Work through the following lines and count those that hold the word "herein". Reply with that number only.

——————————

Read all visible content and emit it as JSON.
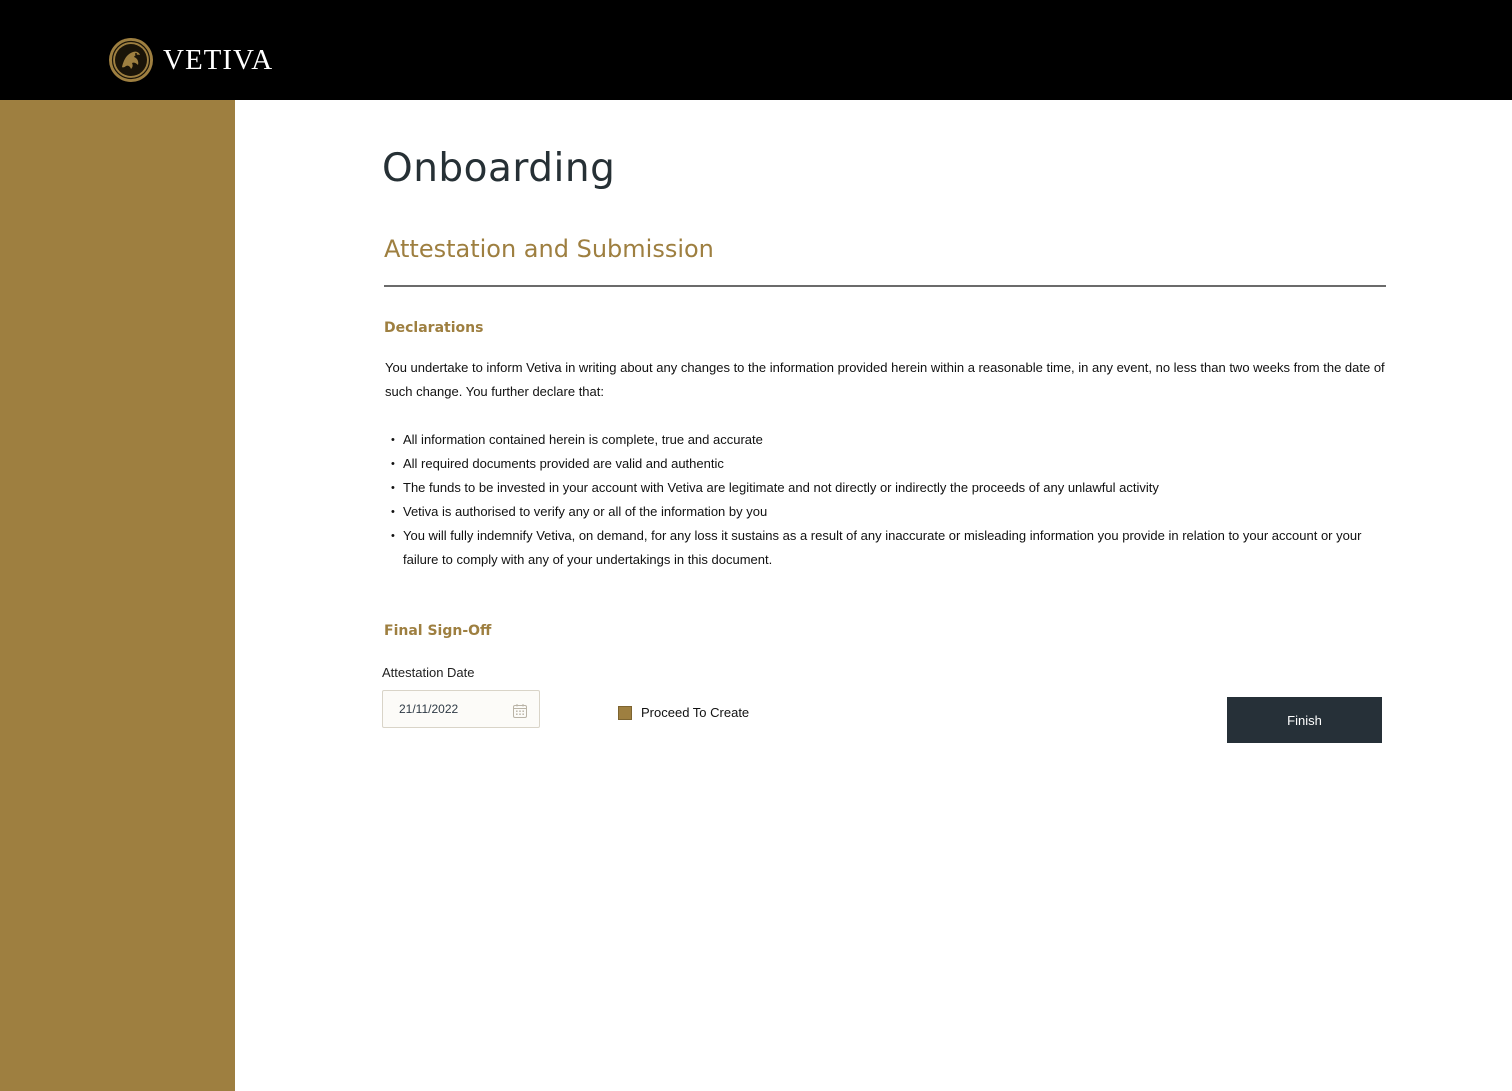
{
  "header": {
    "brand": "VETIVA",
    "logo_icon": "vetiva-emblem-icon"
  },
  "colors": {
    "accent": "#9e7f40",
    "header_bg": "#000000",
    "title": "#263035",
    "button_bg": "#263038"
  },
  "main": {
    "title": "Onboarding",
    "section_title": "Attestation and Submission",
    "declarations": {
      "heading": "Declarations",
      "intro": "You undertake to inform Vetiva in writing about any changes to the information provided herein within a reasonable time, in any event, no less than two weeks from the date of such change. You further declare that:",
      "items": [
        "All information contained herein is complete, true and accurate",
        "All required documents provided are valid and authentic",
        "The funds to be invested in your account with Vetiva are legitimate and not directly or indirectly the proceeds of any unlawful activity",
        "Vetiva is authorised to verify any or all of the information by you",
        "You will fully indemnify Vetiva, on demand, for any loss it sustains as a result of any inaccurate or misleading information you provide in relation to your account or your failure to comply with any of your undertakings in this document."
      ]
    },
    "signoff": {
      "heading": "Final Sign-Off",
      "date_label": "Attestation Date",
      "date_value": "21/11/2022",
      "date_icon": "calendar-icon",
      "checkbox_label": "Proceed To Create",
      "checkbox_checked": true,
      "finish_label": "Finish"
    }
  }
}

——————————

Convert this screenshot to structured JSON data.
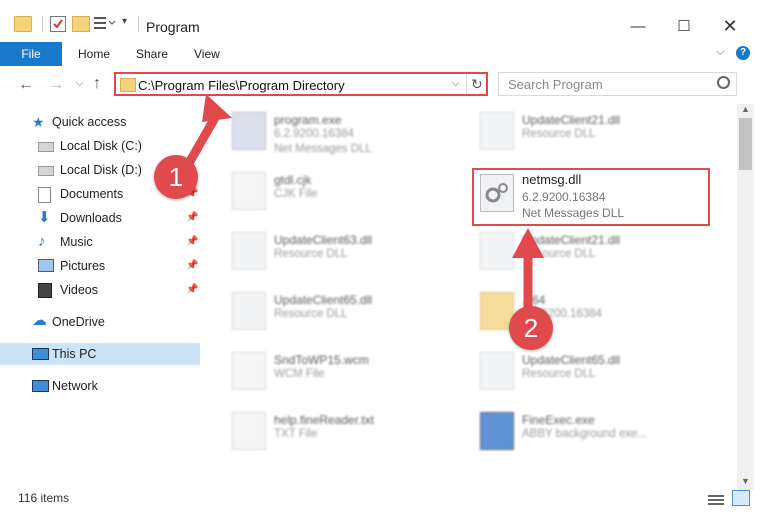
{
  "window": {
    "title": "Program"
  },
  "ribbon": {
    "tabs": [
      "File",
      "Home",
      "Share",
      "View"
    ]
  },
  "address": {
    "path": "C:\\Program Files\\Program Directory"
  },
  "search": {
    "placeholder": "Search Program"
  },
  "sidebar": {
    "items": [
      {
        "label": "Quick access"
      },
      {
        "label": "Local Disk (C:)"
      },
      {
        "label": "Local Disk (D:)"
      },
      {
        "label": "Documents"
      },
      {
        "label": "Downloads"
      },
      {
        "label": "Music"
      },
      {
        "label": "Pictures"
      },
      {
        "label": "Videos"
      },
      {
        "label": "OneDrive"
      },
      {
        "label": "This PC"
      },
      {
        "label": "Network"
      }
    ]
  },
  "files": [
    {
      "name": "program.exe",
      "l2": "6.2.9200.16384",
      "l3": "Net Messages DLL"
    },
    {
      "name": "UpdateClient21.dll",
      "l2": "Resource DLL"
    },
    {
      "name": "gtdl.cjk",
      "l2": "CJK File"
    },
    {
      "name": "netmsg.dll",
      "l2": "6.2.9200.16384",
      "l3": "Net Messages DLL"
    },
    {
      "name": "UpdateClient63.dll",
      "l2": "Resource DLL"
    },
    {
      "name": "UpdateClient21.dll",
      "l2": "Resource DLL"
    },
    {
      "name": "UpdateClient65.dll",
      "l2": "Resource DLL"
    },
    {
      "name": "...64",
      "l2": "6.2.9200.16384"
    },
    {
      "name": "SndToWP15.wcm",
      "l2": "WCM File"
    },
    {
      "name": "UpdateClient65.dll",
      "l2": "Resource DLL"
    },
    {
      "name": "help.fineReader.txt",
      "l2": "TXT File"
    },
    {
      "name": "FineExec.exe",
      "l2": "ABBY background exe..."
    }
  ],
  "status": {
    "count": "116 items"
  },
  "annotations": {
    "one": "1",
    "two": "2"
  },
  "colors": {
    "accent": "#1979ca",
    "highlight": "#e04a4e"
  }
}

——————————

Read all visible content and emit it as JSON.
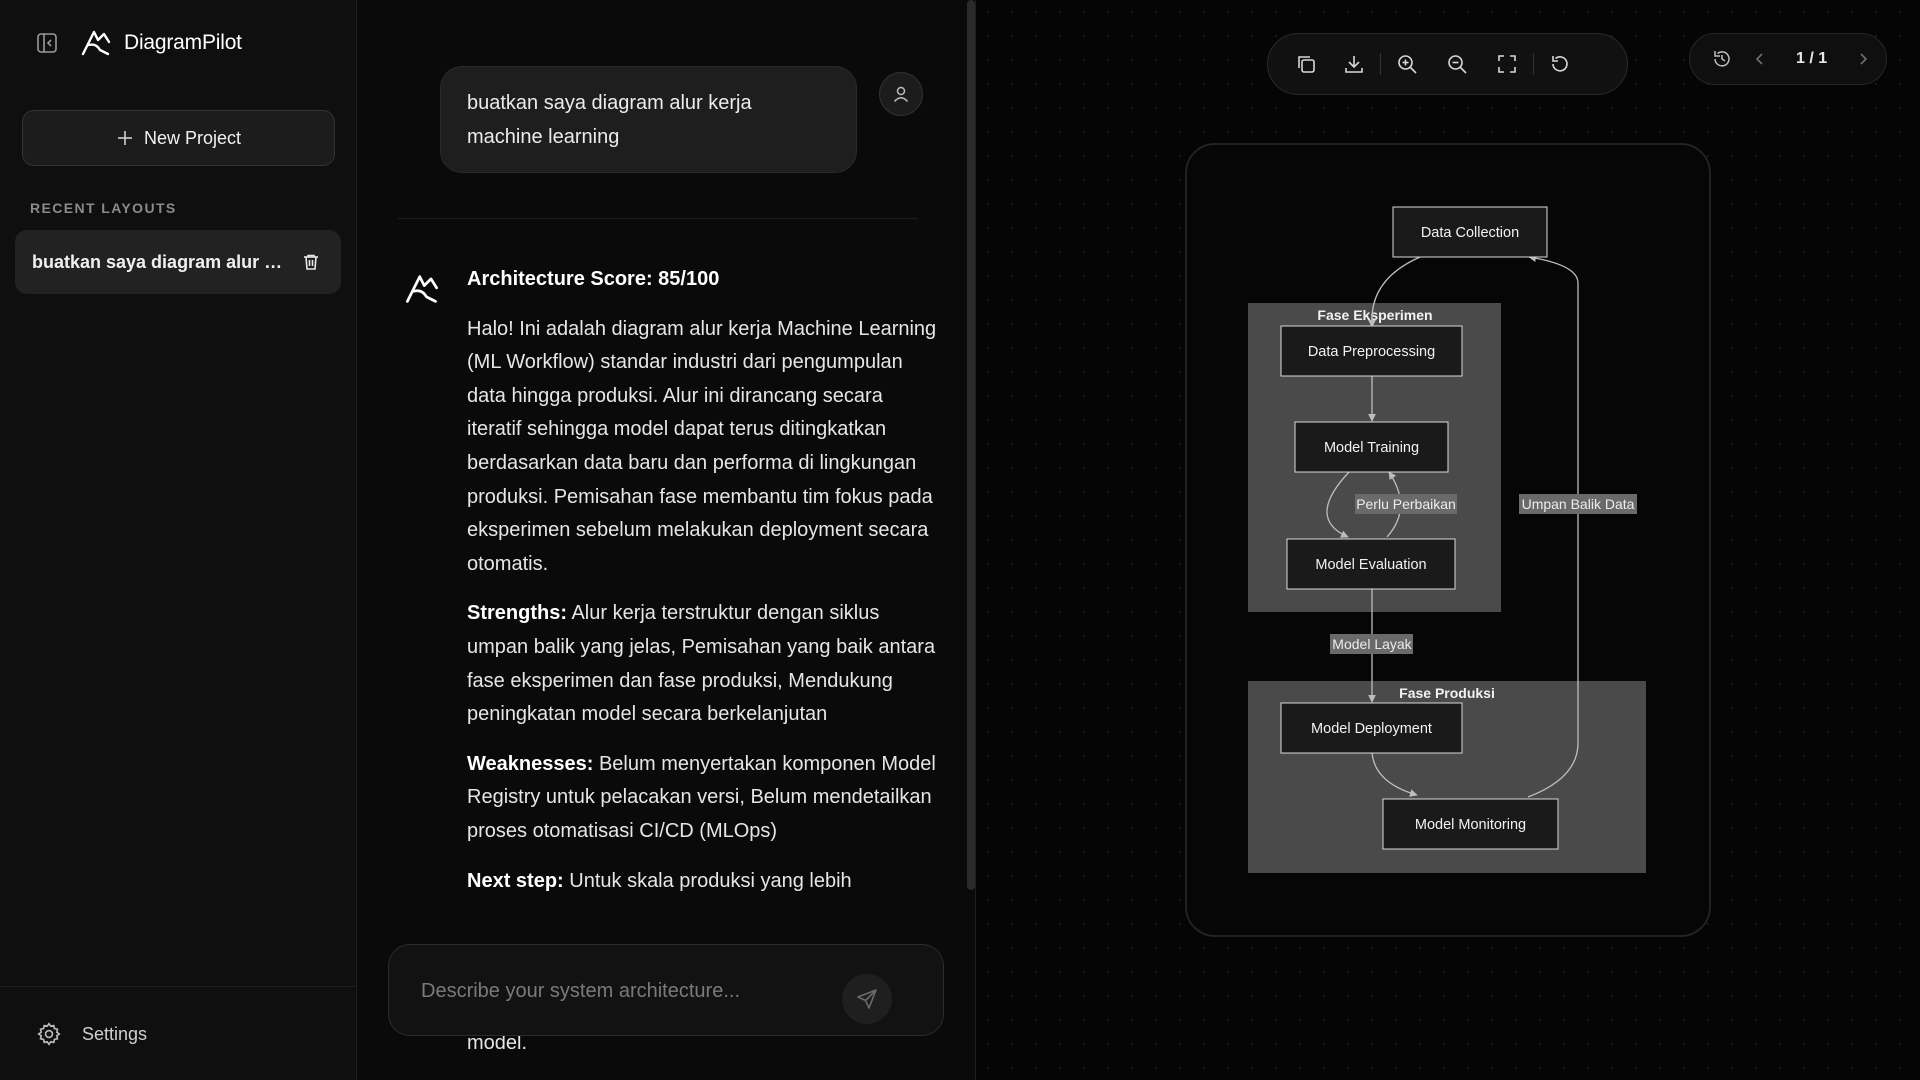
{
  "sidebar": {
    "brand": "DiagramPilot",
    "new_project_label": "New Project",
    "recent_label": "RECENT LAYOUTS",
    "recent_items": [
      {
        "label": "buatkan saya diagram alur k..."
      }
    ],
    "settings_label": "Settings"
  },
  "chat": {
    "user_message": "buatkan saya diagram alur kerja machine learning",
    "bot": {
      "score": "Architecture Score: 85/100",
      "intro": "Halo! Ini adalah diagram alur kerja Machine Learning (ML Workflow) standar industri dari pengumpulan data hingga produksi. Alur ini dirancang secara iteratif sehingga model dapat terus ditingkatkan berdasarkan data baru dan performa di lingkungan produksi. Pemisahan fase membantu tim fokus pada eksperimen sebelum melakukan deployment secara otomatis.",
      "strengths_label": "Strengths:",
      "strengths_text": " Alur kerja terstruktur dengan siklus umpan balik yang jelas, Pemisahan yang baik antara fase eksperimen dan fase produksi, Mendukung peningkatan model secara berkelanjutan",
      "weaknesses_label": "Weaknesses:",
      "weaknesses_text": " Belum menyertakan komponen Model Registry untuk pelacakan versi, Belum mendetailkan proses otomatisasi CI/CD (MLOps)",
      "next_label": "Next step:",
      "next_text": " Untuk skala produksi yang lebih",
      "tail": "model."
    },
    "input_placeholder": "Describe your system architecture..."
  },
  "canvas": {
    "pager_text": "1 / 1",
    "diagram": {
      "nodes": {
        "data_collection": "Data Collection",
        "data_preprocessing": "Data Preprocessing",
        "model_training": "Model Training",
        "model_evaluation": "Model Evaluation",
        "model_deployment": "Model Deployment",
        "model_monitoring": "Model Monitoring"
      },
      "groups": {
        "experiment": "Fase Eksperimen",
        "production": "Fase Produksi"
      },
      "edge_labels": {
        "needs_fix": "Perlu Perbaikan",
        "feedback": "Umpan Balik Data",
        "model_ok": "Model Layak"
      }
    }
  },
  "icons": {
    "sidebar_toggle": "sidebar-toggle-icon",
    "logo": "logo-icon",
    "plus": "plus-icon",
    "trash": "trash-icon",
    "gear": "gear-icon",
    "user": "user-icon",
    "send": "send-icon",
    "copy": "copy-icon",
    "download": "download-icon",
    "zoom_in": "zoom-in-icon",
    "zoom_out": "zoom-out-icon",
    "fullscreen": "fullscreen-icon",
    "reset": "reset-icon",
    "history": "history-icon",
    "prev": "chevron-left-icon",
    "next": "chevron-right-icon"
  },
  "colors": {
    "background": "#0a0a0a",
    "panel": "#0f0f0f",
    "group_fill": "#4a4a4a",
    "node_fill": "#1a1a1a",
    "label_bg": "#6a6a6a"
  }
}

——————————

* [Reply]:
2